start TEXT PROVIDED

Right Hand/Left Hand: Spike Lee’s Do the Right Thing

07/03/2009 4:00 AM |

A transcript of Matt Zoller Seitz’s video essay, viewable here.

Released 20 years ago this month, Spike Lee’s Do The Right Thing was one of the most controversial films of its time. It was praised in many quarters for its script, direction, photography, acting and music, and singled out by some prominent critics as a rich and multifaceted drama about racism, police brutality and the dynamics of an urban community.
Others condemned it as contrived, unrealistic, shrill, even irresponsible — a potent work of propaganda intended to stoke racial resentment, perhaps even incite violence.

That there were no notably violent incidents at theaters showing
Do the Right Thing is a matter of public record. But one doubts this was merely a lucky break on Lee’s part. A close look at the movie’s construction confirms not just its entertainment value and political relevance, but its generosity of spirit. Do the Right Thing is not a film-as-argument. It’s a film about arguments. More specifically, it’s about the roots of the grievances people hold and the anger they unleash.

It’s less about the interaction between particular ethnic groups in 1980s New York City than the psychological processes that drive people to violence and the difficulty, at times impossibility, of figuring out who started the fight and how it might have been prevented. Racism is a key cause of the riot that ends the movie, but it’s just one factor among many. The real culprit is human nature. Lee explores this subject by making every aspect of the film, from sequences and shots to lines and music cues, into opposing forces that dance around each other, argue with each other and whale on each other without achieving resolution, much less victory.

end TEXT PROVIDED

> [WHAT IS ASKED] Pick up the essay on Spike Lee's Do the Right Thing after its final sentence and carry it forward.

start DATASET ENTRIES

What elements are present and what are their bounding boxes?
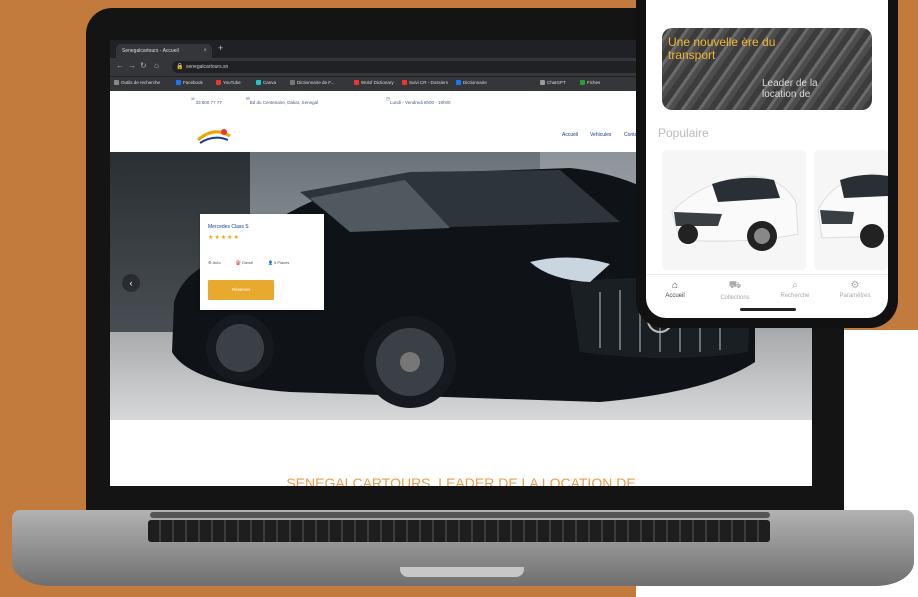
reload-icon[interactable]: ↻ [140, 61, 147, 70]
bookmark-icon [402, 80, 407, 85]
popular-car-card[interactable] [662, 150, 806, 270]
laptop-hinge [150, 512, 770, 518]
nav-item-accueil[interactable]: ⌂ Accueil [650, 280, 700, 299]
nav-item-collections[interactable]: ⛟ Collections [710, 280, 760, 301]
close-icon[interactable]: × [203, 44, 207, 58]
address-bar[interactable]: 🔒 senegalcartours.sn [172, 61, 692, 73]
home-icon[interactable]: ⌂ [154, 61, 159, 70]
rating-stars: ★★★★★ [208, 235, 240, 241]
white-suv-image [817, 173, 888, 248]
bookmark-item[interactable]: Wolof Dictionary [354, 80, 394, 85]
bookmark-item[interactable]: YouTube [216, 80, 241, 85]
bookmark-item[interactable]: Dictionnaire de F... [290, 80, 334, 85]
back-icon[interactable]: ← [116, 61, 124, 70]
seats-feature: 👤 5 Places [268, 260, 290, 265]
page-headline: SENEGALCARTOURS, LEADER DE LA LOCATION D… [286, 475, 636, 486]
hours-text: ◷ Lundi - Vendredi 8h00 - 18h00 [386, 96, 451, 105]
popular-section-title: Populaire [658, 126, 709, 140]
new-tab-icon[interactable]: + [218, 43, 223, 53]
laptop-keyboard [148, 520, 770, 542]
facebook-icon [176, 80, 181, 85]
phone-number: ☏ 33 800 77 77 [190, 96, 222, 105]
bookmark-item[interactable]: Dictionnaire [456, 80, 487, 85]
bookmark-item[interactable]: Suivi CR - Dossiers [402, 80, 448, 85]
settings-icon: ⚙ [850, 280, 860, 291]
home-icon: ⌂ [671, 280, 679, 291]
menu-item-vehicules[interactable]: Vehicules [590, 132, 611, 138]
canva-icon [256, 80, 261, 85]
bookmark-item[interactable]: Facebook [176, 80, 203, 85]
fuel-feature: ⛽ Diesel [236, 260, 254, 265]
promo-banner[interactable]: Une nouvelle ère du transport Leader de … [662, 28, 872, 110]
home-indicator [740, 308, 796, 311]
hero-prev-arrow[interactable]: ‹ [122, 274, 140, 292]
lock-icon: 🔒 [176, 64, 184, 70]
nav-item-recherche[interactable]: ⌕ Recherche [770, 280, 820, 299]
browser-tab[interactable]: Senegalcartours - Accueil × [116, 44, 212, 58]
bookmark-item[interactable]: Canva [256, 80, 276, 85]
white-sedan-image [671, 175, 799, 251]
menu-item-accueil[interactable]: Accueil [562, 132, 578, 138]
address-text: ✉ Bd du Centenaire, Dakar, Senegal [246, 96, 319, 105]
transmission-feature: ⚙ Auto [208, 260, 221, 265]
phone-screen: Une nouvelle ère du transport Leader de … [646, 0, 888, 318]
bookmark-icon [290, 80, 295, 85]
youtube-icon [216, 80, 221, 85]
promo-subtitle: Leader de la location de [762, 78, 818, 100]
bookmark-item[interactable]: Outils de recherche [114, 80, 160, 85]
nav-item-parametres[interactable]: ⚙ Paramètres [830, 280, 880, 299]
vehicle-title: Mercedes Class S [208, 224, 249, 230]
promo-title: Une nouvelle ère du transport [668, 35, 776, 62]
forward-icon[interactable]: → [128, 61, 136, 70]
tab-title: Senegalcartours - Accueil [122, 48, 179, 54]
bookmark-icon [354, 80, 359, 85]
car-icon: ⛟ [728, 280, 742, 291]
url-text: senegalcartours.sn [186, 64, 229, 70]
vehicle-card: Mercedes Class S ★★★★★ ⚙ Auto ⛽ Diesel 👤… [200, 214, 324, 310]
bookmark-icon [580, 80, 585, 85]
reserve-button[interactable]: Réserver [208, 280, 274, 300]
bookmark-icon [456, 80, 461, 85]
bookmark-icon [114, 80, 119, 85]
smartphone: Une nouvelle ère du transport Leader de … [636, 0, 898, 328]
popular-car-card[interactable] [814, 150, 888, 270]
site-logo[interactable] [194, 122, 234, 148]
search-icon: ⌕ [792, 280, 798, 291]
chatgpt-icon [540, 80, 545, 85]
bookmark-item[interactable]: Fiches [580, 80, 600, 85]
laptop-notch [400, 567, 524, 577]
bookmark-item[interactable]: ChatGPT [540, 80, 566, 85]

end DATASET ENTRIES

> [RESPONSE]
Although Lee’s offscreen remarks about which characters he personally sided with understandably confused the issue, the film itself is not an argument for or against anything. Nor, for that matter, is it meant
to be taken as a journalistic representation of big city culture clash.
The characters are as emblematic and the situations as metaphorical
as those in a stage play, a medium Lee goes out of his way to evoke,
demonstrating special affection for Thornton Wilder’s Our Town,
a drama which, like Do the Right Thing, includes a character who’s a stand-in for the playwright: Mr. Senor Love Daddy, the storefront DJ who provides an ongoing pop score for the neighborhood residents while watching their drama through a plate-glass window and offering history, commentary and context. It’s telling that the only character invited to use Senor Love Daddy’s microphone to address the neighborhood is
Mookie, the deliveryman for Sal’s Famous Pizzeria — a character played by the writer-director.

That’s not the only nod to theatrical convention. Honoring guidelines laid down by Aristotle, the story unfolds during a self-contained period in a single location. And while that location was a real block in Bed-Sty, Brooklyn, Lee and his cinematographer, Ernest Dickerson, chose to light and shoot it in a highly artificial manner that makes it look like a set.
Many conversations are blocked in a foursquare manner, as if the actors are on a stage. And from start to finish, Lee bruises or outright breaks the fourth wall by having characters deliver lines straight into the camera.

The result is a boisterous, rude, colorful, sentimental cinematic twist on what used to be called “a play of ideas.” It presents many arguments, many prejudices and many words of wisdom, some compelling, others nonsensical. Then it shows what happens when people lose control of their emotions and transform hostile thoughts and feelings into words and actions.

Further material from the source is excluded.